How many lines of these entries hold the string "dead"? Reply with the number alone.

Data items

··········

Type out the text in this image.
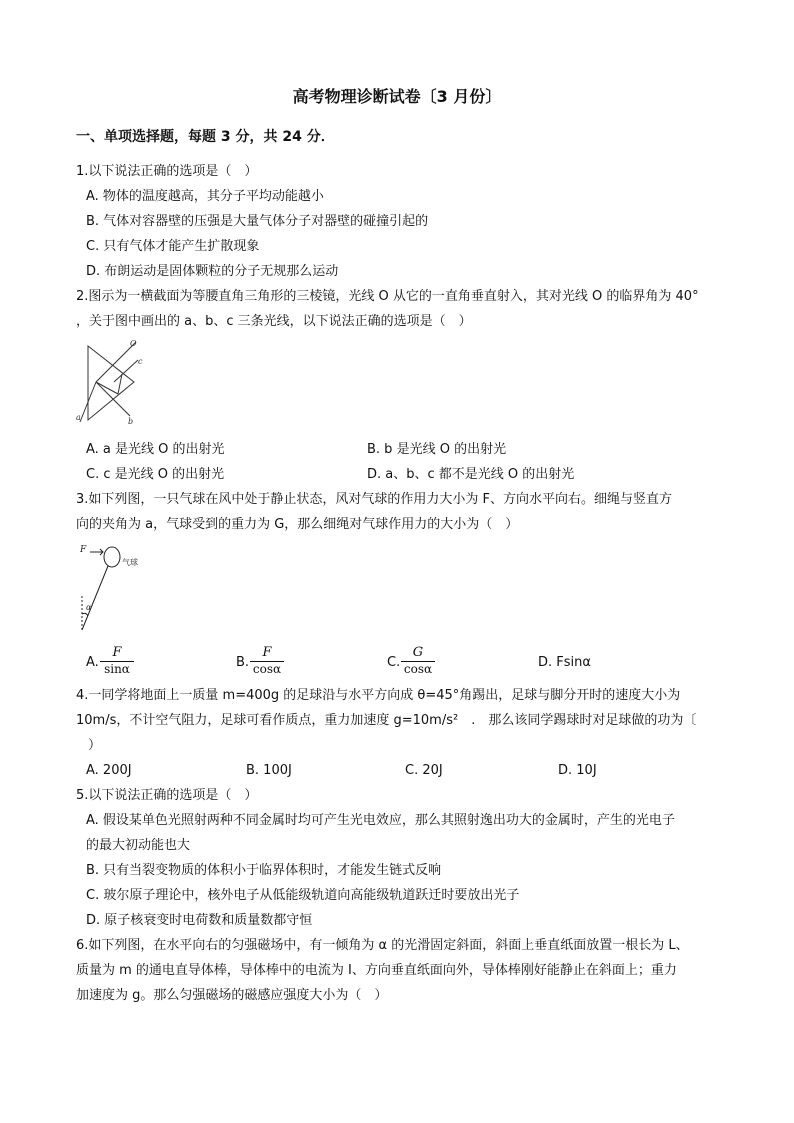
高考物理诊断试卷〔3 月份〕
一、单项选择题，每题 3 分，共 24 分．
1.以下说法正确的选项是（　）
A. 物体的温度越高，其分子平均动能越小
B. 气体对容器壁的压强是大量气体分子对器壁的碰撞引起的
C. 只有气体才能产生扩散现象
D. 布朗运动是固体颗粒的分子无规那么运动
2.图示为一横截面为等腰直角三角形的三棱镜，光线 O 从它的一直角垂直射入，其对光线 O 的临界角为 40°
，关于图中画出的 a、b、c 三条光线，以下说法正确的选项是（　）
O
c
a	b
A. a 是光线 O 的出射光	B. b 是光线 O 的出射光
C. c 是光线 O 的出射光	D. a、b、c 都不是光线 O 的出射光
3.如下列图，一只气球在风中处于静止状态，风对气球的作用力大小为 F、方向水平向右。细绳与竖直方
向的夹角为 a，气球受到的重力为 G，那么细绳对气球作用力的大小为（　）
F
α
气球
A.
F
sinα	B.
F
cosα	C.
G
cosα	D. Fsinα
4.一同学将地面上一质量 m=400g 的足球沿与水平方向成 θ=45°角踢出，足球与脚分开时的速度大小为
10m/s，不计空气阻力，足球可看作质点，重力加速度 g=10m/s²　.　那么该同学踢球时对足球做的功为〔
）
A. 200J	B. 100J	C. 20J	D. 10J
5.以下说法正确的选项是（　）
A. 假设某单色光照射两种不同金属时均可产生光电效应，那么其照射逸出功大的金属时，产生的光电子
的最大初动能也大
B. 只有当裂变物质的体积小于临界体积时，才能发生链式反响
C. 玻尔原子理论中，核外电子从低能级轨道向高能级轨道跃迁时要放出光子
D. 原子核衰变时电荷数和质量数都守恒
6.如下列图，在水平向右的匀强磁场中，有一倾角为 α 的光滑固定斜面，斜面上垂直纸面放置一根长为 L、
质量为 m 的通电直导体棒，导体棒中的电流为 I、方向垂直纸面向外，导体棒刚好能静止在斜面上；重力
加速度为 g。那么匀强磁场的磁感应强度大小为（　）
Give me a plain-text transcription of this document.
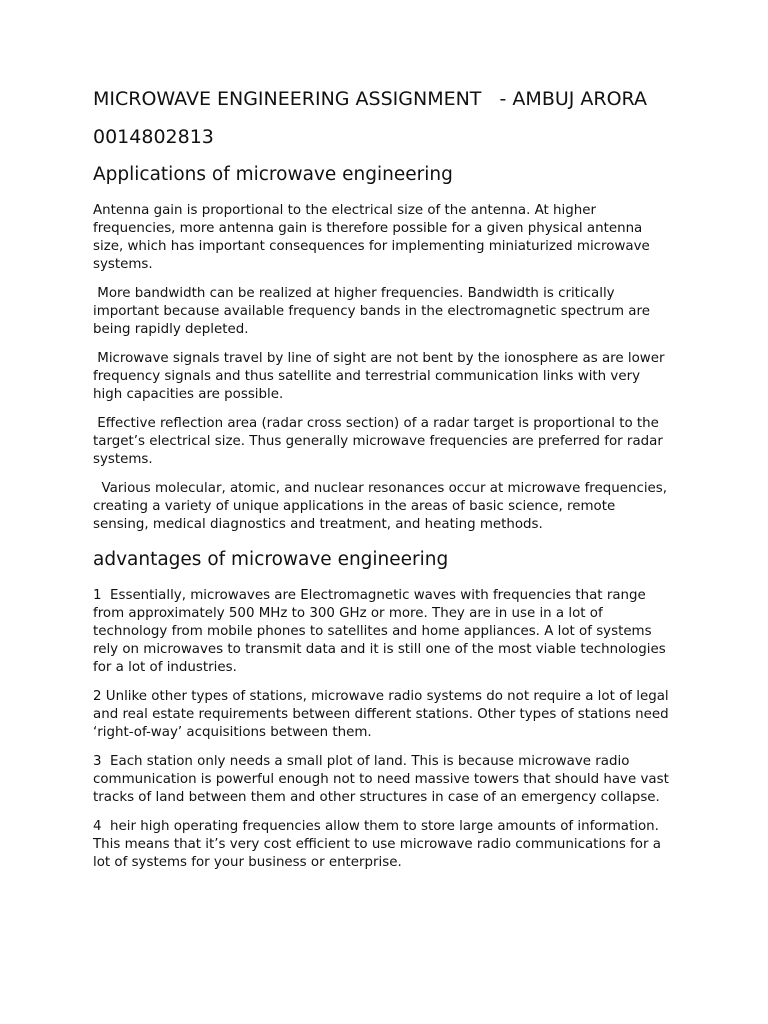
MICROWAVE ENGINEERING ASSIGNMENT   - AMBUJ ARORA
0014802813
Applications of microwave engineering

Antenna gain is proportional to the electrical size of the antenna. At higher frequencies, more antenna gain is therefore possible for a given physical antenna size, which has important consequences for implementing miniaturized microwave systems.

More bandwidth can be realized at higher frequencies. Bandwidth is critically important because available frequency bands in the electromagnetic spectrum are being rapidly depleted.

Microwave signals travel by line of sight are not bent by the ionosphere as are lower frequency signals and thus satellite and terrestrial communication links with very high capacities are possible.

Effective reflection area (radar cross section) of a radar target is proportional to the target’s electrical size. Thus generally microwave frequencies are preferred for radar systems.

Various molecular, atomic, and nuclear resonances occur at microwave frequencies, creating a variety of unique applications in the areas of basic science, remote sensing, medical diagnostics and treatment, and heating methods.

advantages of microwave engineering

1  Essentially, microwaves are Electromagnetic waves with frequencies that range from approximately 500 MHz to 300 GHz or more. They are in use in a lot of technology from mobile phones to satellites and home appliances. A lot of systems rely on microwaves to transmit data and it is still one of the most viable technologies for a lot of industries.

2 Unlike other types of stations, microwave radio systems do not require a lot of legal and real estate requirements between different stations. Other types of stations need ‘right-of-way’ acquisitions between them.

3  Each station only needs a small plot of land. This is because microwave radio communication is powerful enough not to need massive towers that should have vast tracks of land between them and other structures in case of an emergency collapse.

4  heir high operating frequencies allow them to store large amounts of information. This means that it’s very cost efficient to use microwave radio communications for a lot of systems for your business or enterprise.
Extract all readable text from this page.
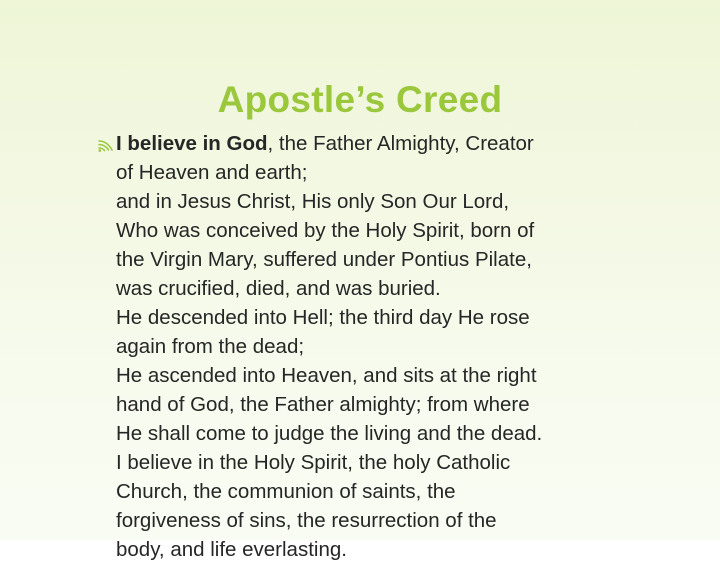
Apostle’s Creed
I believe in God, the Father Almighty, Creator
of Heaven and earth;
and in Jesus Christ, His only Son Our Lord,
Who was conceived by the Holy Spirit, born of
the Virgin Mary, suffered under Pontius Pilate,
was crucified, died, and was buried.
He descended into Hell; the third day He rose
again from the dead;
He ascended into Heaven, and sits at the right
hand of God, the Father almighty; from where
He shall come to judge the living and the dead.
I believe in the Holy Spirit, the holy Catholic
Church, the communion of saints, the
forgiveness of sins, the resurrection of the
body, and life everlasting.
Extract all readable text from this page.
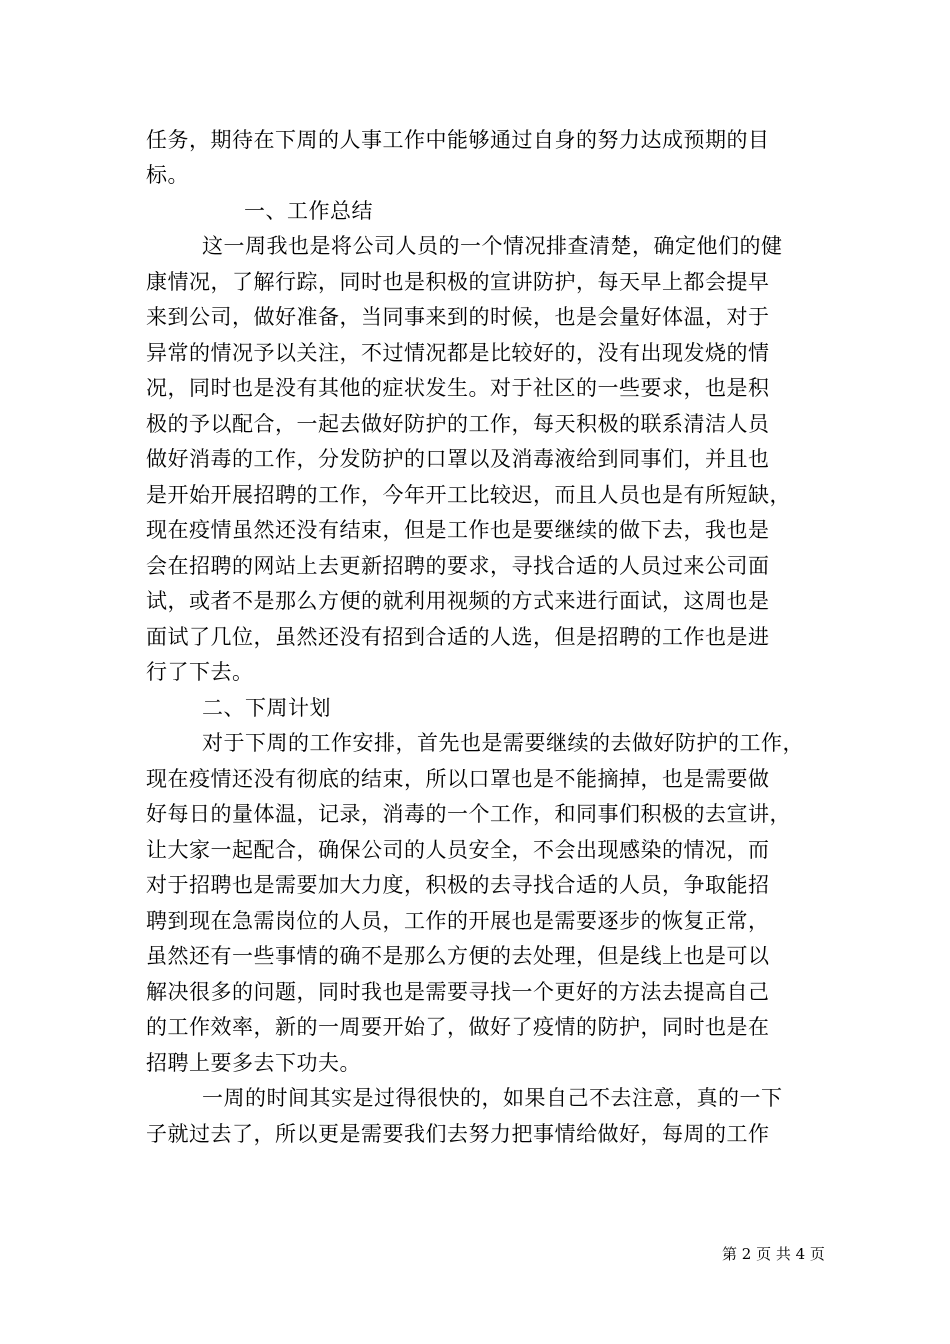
任务，期待在下周的人事工作中能够通过自身的努力达成预期的目
标。
一、工作总结
这一周我也是将公司人员的一个情况排查清楚，确定他们的健
康情况，了解行踪，同时也是积极的宣讲防护，每天早上都会提早
来到公司，做好准备，当同事来到的时候，也是会量好体温，对于
异常的情况予以关注，不过情况都是比较好的，没有出现发烧的情
况，同时也是没有其他的症状发生。对于社区的一些要求，也是积
极的予以配合，一起去做好防护的工作，每天积极的联系清洁人员
做好消毒的工作，分发防护的口罩以及消毒液给到同事们，并且也
是开始开展招聘的工作，今年开工比较迟，而且人员也是有所短缺，
现在疫情虽然还没有结束，但是工作也是要继续的做下去，我也是
会在招聘的网站上去更新招聘的要求，寻找合适的人员过来公司面
试，或者不是那么方便的就利用视频的方式来进行面试，这周也是
面试了几位，虽然还没有招到合适的人选，但是招聘的工作也是进
行了下去。
二、下周计划
对于下周的工作安排，首先也是需要继续的去做好防护的工作，
现在疫情还没有彻底的结束，所以口罩也是不能摘掉，也是需要做
好每日的量体温，记录，消毒的一个工作，和同事们积极的去宣讲，
让大家一起配合，确保公司的人员安全，不会出现感染的情况，而
对于招聘也是需要加大力度，积极的去寻找合适的人员，争取能招
聘到现在急需岗位的人员，工作的开展也是需要逐步的恢复正常，
虽然还有一些事情的确不是那么方便的去处理，但是线上也是可以
解决很多的问题，同时我也是需要寻找一个更好的方法去提高自己
的工作效率，新的一周要开始了，做好了疫情的防护，同时也是在
招聘上要多去下功夫。
一周的时间其实是过得很快的，如果自己不去注意，真的一下
子就过去了，所以更是需要我们去努力把事情给做好，每周的工作
第 2 页 共 4 页
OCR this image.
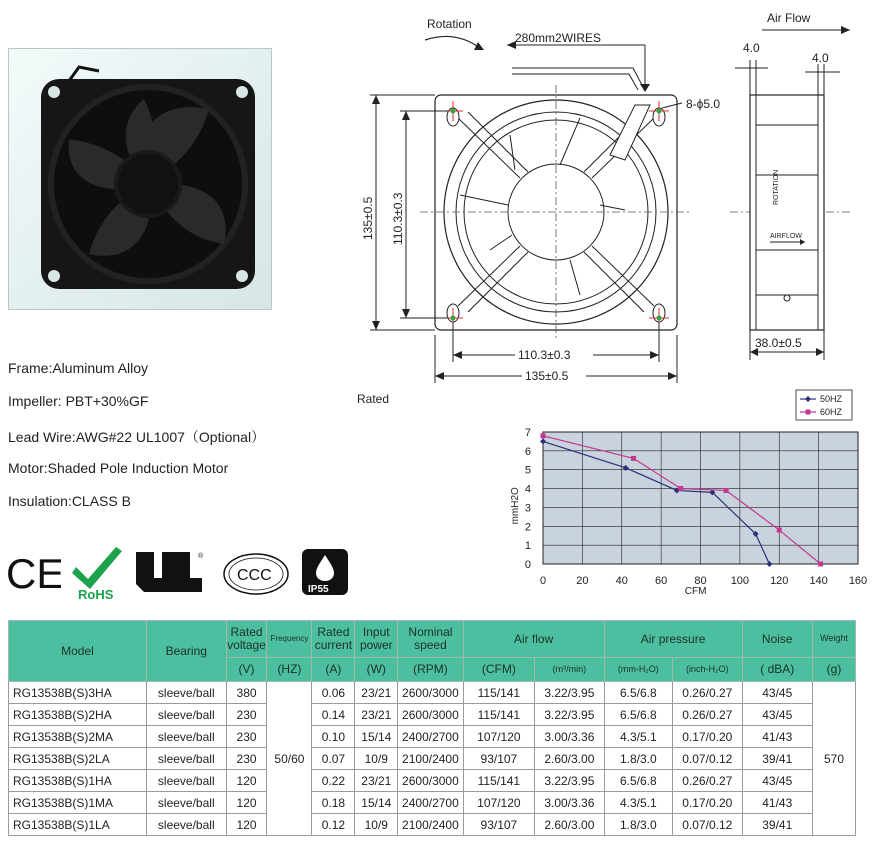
Rotation
280mm2WIRES
8-ϕ5.0
135±0.5 110.3±0.3
110.3±0.3
135±0.5
Air Flow
4.0
4.0
ROTATION
AIRFLOW
38.0±0.5
Frame:Aluminum Alloy
Impeller: PBT+30%GF
Lead Wire:AWG#22 UL1007（Optional）
Motor:Shaded Pole Induction Motor
Insulation:CLASS B
CE RoHS
®
CCC
IP55
Rated
0	20 40 60 80 100 120 140 160
0
1
2
3
4
5
6
7
CFM
mmH2O
50HZ
60HZ
Model	Bearing	Rated voltage	Frequency	Rated current	Input power	Nominal speed	Air flow		Air pressure		Noise	Weight
		(V)	(HZ)	(A)	(W)	(RPM)	(CFM)	(m³/min)	(mm-H₂O)	(inch-H₂O)	( dBA)	(g)
RG13538B(S)3HA	sleeve/ball	380	50/60	0.06	23/21	2600/3000	115/141	3.22/3.95	6.5/6.8	0.26/0.27	43/45	570
RG13538B(S)2HA	sleeve/ball	230		0.14	23/21	2600/3000	115/141	3.22/3.95	6.5/6.8	0.26/0.27	43/45	
RG13538B(S)2MA	sleeve/ball	230		0.10	15/14	2400/2700	107/120	3.00/3.36	4.3/5.1	0.17/0.20	41/43	
RG13538B(S)2LA	sleeve/ball	230		0.07	10/9	2100/2400	93/107	2.60/3.00	1.8/3.0	0.07/0.12	39/41	
RG13538B(S)1HA	sleeve/ball	120		0.22	23/21	2600/3000	115/141	3.22/3.95	6.5/6.8	0.26/0.27	43/45	
RG13538B(S)1MA	sleeve/ball	120		0.18	15/14	2400/2700	107/120	3.00/3.36	4.3/5.1	0.17/0.20	41/43	
RG13538B(S)1LA	sleeve/ball	120		0.12	10/9	2100/2400	93/107	2.60/3.00	1.8/3.0	0.07/0.12	39/41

··········

▶ **TASK ANSWER**
2